#### The data:
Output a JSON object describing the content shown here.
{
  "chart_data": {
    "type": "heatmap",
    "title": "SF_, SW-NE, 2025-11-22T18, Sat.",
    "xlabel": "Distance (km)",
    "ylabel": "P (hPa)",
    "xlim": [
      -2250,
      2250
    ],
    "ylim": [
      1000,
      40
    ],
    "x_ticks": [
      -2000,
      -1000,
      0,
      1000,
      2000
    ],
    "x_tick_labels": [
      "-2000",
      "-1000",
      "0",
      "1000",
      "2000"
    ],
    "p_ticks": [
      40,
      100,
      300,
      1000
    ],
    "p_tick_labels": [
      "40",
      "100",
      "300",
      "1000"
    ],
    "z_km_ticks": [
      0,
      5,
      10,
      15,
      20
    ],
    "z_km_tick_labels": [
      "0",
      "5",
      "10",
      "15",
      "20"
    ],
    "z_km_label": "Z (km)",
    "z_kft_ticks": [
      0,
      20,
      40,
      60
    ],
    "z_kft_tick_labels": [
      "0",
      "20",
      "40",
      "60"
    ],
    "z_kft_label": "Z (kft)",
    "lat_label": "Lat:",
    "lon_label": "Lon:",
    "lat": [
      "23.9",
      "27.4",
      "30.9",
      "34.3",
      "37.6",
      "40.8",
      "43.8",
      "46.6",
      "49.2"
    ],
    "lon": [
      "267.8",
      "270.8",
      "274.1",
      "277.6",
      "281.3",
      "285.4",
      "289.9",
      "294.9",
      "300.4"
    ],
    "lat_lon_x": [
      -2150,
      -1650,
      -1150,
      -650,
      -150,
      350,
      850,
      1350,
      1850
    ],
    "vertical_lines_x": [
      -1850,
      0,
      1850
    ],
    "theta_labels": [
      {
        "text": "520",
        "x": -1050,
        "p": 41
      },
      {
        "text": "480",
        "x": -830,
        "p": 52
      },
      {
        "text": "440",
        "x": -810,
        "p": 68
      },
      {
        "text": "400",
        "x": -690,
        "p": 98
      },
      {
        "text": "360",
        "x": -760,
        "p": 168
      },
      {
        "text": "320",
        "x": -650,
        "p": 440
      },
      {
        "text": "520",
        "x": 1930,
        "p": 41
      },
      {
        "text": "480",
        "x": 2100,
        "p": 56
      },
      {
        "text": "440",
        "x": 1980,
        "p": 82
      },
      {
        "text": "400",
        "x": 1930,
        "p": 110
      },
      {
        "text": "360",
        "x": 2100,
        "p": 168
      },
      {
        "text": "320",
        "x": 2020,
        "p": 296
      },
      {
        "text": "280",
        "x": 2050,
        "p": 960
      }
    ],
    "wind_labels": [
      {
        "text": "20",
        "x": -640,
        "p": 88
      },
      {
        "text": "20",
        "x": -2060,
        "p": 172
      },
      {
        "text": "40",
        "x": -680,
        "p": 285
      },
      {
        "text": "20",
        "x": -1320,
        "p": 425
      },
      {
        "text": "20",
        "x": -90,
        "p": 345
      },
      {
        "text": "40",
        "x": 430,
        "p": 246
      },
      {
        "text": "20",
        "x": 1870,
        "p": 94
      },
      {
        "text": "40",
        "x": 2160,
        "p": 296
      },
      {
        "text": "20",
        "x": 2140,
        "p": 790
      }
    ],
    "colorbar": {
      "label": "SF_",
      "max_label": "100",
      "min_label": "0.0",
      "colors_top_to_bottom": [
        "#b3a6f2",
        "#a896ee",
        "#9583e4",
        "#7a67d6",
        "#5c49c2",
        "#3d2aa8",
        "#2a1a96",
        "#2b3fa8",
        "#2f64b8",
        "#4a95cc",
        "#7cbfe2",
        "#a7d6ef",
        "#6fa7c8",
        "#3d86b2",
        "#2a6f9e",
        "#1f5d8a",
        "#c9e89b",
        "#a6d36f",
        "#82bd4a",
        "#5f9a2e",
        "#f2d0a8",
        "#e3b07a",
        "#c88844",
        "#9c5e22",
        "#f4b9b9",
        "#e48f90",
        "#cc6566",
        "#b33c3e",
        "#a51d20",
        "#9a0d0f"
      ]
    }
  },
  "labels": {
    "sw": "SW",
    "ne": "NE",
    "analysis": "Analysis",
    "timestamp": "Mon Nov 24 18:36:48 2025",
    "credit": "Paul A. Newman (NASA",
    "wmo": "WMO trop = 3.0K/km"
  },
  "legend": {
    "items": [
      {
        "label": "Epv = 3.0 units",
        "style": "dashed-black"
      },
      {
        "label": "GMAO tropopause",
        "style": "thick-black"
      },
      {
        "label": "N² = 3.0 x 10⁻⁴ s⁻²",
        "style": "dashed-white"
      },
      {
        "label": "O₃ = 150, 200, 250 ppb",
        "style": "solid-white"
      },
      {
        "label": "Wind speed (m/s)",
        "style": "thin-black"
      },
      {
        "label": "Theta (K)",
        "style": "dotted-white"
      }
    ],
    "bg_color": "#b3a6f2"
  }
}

#### Description of the task:
Write out the material exactly as given.

#### Problem solution:
Output a JSON object describing the content shown here.
{
  "chart_data": {
    "type": "heatmap",
    "title": "SF_, SW-NE, 2025-11-22T18, Sat.",
    "xlabel": "Distance (km)",
    "ylabel": "P (hPa)",
    "xlim": [
      -2250,
      2250
    ],
    "ylim": [
      1000,
      40
    ],
    "x_ticks": [
      -2000,
      -1000,
      0,
      1000,
      2000
    ],
    "x_tick_labels": [
      "-2000",
      "-1000",
      "0",
      "1000",
      "2000"
    ],
    "p_ticks": [
      40,
      100,
      300,
      1000
    ],
    "p_tick_labels": [
      "40",
      "100",
      "300",
      "1000"
    ],
    "z_km_ticks": [
      0,
      5,
      10,
      15,
      20
    ],
    "z_km_tick_labels": [
      "0",
      "5",
      "10",
      "15",
      "20"
    ],
    "z_km_label": "Z (km)",
    "z_kft_ticks": [
      0,
      20,
      40,
      60
    ],
    "z_kft_tick_labels": [
      "0",
      "20",
      "40",
      "60"
    ],
    "z_kft_label": "Z (kft)",
    "lat_label": "Lat:",
    "lon_label": "Lon:",
    "lat": [
      "23.9",
      "27.4",
      "30.9",
      "34.3",
      "37.6",
      "40.8",
      "43.8",
      "46.6",
      "49.2"
    ],
    "lon": [
      "267.8",
      "270.8",
      "274.1",
      "277.6",
      "281.3",
      "285.4",
      "289.9",
      "294.9",
      "300.4"
    ],
    "lat_lon_x": [
      -2150,
      -1650,
      -1150,
      -650,
      -150,
      350,
      850,
      1350,
      1850
    ],
    "vertical_lines_x": [
      -1850,
      0,
      1850
    ],
    "theta_labels": [
      {
        "text": "520",
        "x": -1050,
        "p": 41
      },
      {
        "text": "480",
        "x": -830,
        "p": 52
      },
      {
        "text": "440",
        "x": -810,
        "p": 68
      },
      {
        "text": "400",
        "x": -690,
        "p": 98
      },
      {
        "text": "360",
        "x": -760,
        "p": 168
      },
      {
        "text": "320",
        "x": -650,
        "p": 440
      },
      {
        "text": "520",
        "x": 1930,
        "p": 41
      },
      {
        "text": "480",
        "x": 2100,
        "p": 56
      },
      {
        "text": "440",
        "x": 1980,
        "p": 82
      },
      {
        "text": "400",
        "x": 1930,
        "p": 110
      },
      {
        "text": "360",
        "x": 2100,
        "p": 168
      },
      {
        "text": "320",
        "x": 2020,
        "p": 296
      },
      {
        "text": "280",
        "x": 2050,
        "p": 960
      }
    ],
    "wind_labels": [
      {
        "text": "20",
        "x": -640,
        "p": 88
      },
      {
        "text": "20",
        "x": -2060,
        "p": 172
      },
      {
        "text": "40",
        "x": -680,
        "p": 285
      },
      {
        "text": "20",
        "x": -1320,
        "p": 425
      },
      {
        "text": "20",
        "x": -90,
        "p": 345
      },
      {
        "text": "40",
        "x": 430,
        "p": 246
      },
      {
        "text": "20",
        "x": 1870,
        "p": 94
      },
      {
        "text": "40",
        "x": 2160,
        "p": 296
      },
      {
        "text": "20",
        "x": 2140,
        "p": 790
      }
    ],
    "colorbar": {
      "label": "SF_",
      "max_label": "100",
      "min_label": "0.0",
      "colors_top_to_bottom": [
        "#b3a6f2",
        "#a896ee",
        "#9583e4",
        "#7a67d6",
        "#5c49c2",
        "#3d2aa8",
        "#2a1a96",
        "#2b3fa8",
        "#2f64b8",
        "#4a95cc",
        "#7cbfe2",
        "#a7d6ef",
        "#6fa7c8",
        "#3d86b2",
        "#2a6f9e",
        "#1f5d8a",
        "#c9e89b",
        "#a6d36f",
        "#82bd4a",
        "#5f9a2e",
        "#f2d0a8",
        "#e3b07a",
        "#c88844",
        "#9c5e22",
        "#f4b9b9",
        "#e48f90",
        "#cc6566",
        "#b33c3e",
        "#a51d20",
        "#9a0d0f"
      ]
    }
  },
  "labels": {
    "sw": "SW",
    "ne": "NE",
    "analysis": "Analysis",
    "timestamp": "Mon Nov 24 18:36:48 2025",
    "credit": "Paul A. Newman (NASA",
    "wmo": "WMO trop = 3.0K/km"
  },
  "legend": {
    "items": [
      {
        "label": "Epv = 3.0 units",
        "style": "dashed-black"
      },
      {
        "label": "GMAO tropopause",
        "style": "thick-black"
      },
      {
        "label": "N² = 3.0 x 10⁻⁴ s⁻²",
        "style": "dashed-white"
      },
      {
        "label": "O₃ = 150, 200, 250 ppb",
        "style": "solid-white"
      },
      {
        "label": "Wind speed (m/s)",
        "style": "thin-black"
      },
      {
        "label": "Theta (K)",
        "style": "dotted-white"
      }
    ],
    "bg_color": "#b3a6f2"
  }
}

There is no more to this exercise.